### Written exercise
Continue the court opinion below about the bus driver's duty at a slow sign, picking up right after its final sentence.

==== Reading text

As the driver of the bus approached the intersection, he was confronted with a slow sign. What degree of care is required of a driver approaching such a sign? In our opinion, he is warned by such a sign that the locus or intersection is hazardous and unusual, his duty to exercise vigilance and prudence is increased, and it is inescapable that his right to rely on a motorist to obey a stop sign at that intersection is greatly decreased. When an intersection is controlled by a stop sign and a slow sign, a high duty of care is put on the drivers of vehicles on both thoroughfares, and, as stated by the Court of Appeal, a motorist when confronted with a slow sign must do more than diminish his speed. He must enter the intersection with extreme caution and vigilance so as to apprise himself that he may proceed safely across. Reducing his speed is only a partial fulfillment of the duty such a sign imposes.

In view of the high degree of care required of public carriers toward their fare-paying passengers, the vigilance and prudence that must be exercised in the face of a slow sign, and the fact that the burden is on the carrier to show its freedom from negligence, we cannot say that the jury and the Court of Appeal erred in holding Public Service and Miller liable. The bus driver's complete lack of awareness of the Prescott car's approach under the circumstances of this case appears to us to be sufficient to justify the conclusion that he and Public Service failed to prove that he was maintaining the proper lookout, vigilance, and caution required at this intersection. Consequently we conclude that Public Service and Miller have not sustained the burden required under the law of overcoming the prima facie case of negligence against them.

========
==== Dataset excerpts

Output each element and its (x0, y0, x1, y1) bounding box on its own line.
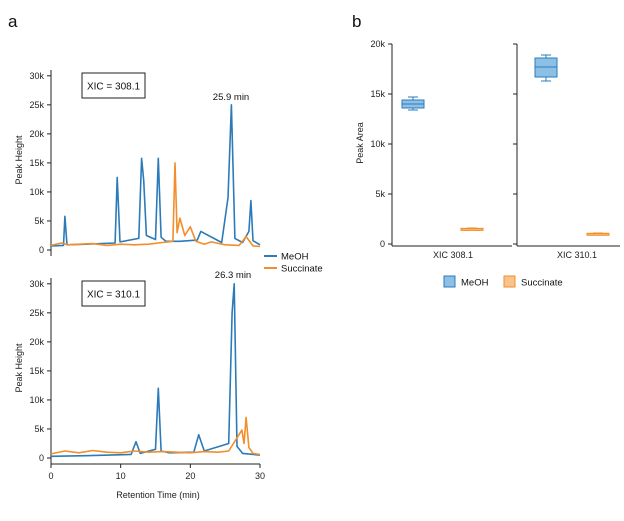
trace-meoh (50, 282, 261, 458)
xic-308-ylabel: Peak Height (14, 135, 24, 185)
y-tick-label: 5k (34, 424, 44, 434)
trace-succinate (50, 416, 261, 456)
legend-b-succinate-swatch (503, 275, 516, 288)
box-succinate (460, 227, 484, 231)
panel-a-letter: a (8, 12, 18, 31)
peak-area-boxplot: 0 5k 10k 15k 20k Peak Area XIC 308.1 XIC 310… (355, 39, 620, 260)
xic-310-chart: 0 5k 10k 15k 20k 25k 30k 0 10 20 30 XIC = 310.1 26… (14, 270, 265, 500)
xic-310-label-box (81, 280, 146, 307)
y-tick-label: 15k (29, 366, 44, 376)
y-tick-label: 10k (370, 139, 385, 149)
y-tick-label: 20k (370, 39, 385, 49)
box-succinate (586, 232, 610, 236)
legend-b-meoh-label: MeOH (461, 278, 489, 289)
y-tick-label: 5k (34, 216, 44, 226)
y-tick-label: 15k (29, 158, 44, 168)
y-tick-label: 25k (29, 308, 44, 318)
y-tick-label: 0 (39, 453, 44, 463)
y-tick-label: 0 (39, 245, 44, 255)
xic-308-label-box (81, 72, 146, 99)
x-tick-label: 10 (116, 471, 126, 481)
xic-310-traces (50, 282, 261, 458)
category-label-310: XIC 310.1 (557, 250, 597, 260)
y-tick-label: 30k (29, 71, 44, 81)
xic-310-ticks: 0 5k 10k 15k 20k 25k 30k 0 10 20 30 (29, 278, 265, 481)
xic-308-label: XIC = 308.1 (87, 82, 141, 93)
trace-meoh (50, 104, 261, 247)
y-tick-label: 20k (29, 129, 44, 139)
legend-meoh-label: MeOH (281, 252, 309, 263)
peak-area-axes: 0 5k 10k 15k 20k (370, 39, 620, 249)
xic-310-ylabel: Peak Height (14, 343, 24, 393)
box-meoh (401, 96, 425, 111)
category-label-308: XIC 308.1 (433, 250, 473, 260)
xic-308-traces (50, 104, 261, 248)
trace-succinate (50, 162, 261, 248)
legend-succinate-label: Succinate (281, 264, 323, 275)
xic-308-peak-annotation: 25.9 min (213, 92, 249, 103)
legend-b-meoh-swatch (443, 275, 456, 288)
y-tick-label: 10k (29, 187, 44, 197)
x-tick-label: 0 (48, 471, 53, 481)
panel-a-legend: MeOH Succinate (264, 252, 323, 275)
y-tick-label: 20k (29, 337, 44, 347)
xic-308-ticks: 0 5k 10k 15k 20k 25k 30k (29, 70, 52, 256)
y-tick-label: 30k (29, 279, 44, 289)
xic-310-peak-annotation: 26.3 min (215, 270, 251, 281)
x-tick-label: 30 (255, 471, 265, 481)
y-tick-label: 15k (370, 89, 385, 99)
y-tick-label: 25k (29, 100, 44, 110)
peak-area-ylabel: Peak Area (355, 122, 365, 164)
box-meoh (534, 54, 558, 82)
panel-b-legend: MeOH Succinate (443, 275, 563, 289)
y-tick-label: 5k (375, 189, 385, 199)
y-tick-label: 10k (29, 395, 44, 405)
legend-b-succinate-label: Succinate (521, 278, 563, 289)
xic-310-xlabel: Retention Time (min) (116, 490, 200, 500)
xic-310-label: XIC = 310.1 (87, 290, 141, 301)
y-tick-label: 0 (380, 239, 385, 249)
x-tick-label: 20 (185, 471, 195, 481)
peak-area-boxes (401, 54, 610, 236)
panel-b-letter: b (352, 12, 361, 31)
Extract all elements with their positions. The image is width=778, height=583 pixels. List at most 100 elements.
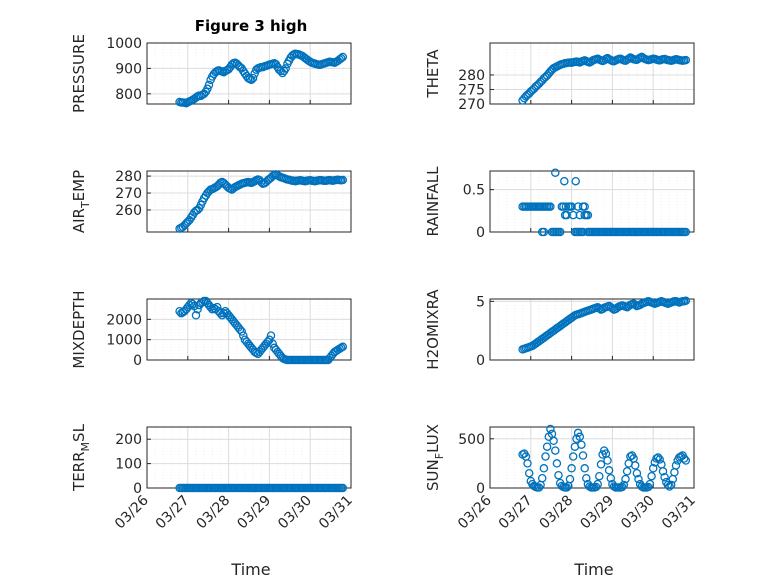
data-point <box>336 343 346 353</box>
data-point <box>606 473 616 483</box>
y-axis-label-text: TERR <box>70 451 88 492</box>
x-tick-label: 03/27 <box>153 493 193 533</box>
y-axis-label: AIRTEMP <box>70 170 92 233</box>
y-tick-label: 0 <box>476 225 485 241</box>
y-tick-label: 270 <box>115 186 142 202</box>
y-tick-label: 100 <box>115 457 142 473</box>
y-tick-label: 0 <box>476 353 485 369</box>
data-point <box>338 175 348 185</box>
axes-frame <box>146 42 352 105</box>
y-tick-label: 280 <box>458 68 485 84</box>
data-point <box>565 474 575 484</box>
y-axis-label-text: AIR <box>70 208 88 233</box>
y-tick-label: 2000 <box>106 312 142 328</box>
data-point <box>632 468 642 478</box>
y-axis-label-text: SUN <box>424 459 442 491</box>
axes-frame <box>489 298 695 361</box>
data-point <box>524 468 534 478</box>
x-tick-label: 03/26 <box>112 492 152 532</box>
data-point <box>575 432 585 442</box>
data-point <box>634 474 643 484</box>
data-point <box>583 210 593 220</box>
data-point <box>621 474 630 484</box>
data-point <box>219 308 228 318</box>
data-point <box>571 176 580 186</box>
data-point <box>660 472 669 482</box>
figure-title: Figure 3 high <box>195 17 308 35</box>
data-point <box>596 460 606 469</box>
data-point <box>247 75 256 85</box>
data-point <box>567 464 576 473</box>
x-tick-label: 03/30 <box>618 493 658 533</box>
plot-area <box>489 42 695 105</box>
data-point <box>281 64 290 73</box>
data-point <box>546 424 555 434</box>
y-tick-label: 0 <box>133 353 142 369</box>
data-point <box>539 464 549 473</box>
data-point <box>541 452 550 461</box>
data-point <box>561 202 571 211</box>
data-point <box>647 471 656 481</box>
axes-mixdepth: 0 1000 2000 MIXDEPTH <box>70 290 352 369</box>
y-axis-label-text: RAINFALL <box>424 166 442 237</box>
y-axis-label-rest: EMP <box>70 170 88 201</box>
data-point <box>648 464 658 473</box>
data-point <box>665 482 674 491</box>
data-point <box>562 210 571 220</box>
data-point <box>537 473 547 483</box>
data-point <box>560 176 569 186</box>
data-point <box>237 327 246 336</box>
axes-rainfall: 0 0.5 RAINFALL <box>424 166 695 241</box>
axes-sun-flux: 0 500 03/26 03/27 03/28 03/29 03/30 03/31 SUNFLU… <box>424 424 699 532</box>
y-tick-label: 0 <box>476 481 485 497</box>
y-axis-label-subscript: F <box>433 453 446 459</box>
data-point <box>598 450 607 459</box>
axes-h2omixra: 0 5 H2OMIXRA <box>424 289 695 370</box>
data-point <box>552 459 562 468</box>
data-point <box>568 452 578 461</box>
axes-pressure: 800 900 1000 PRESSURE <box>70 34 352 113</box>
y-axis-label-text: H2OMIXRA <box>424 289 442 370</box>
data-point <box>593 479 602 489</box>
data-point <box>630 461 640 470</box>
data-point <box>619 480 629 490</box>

========

### The output
In brief and in argument in this court counsel for Public Service contend that the Court of Appeal misconstrued and did violence to the law as laid down in Kientz v. Charles Dennery, Inc., 209 La. 144, 24 So.2d 292. That case was cited with approval in Koob v. Cooperative Cab Co., 213 La. 903, 35 So.2d 849, in which we stated:

'* * * The motorist on the right-of-way street, with knowledge of the location of such a stop sign, has a right to assume that any driver approaching the intersection from the less favored street will observe the law and bring his car to a complete stop before entering the intersection, and such motorist can indulge in this assumption until he sees, or should see, that the other car has not observed, or is not going to observe, the law. * * *'

This principle of law has little or no application to the facts of the instant case, for North...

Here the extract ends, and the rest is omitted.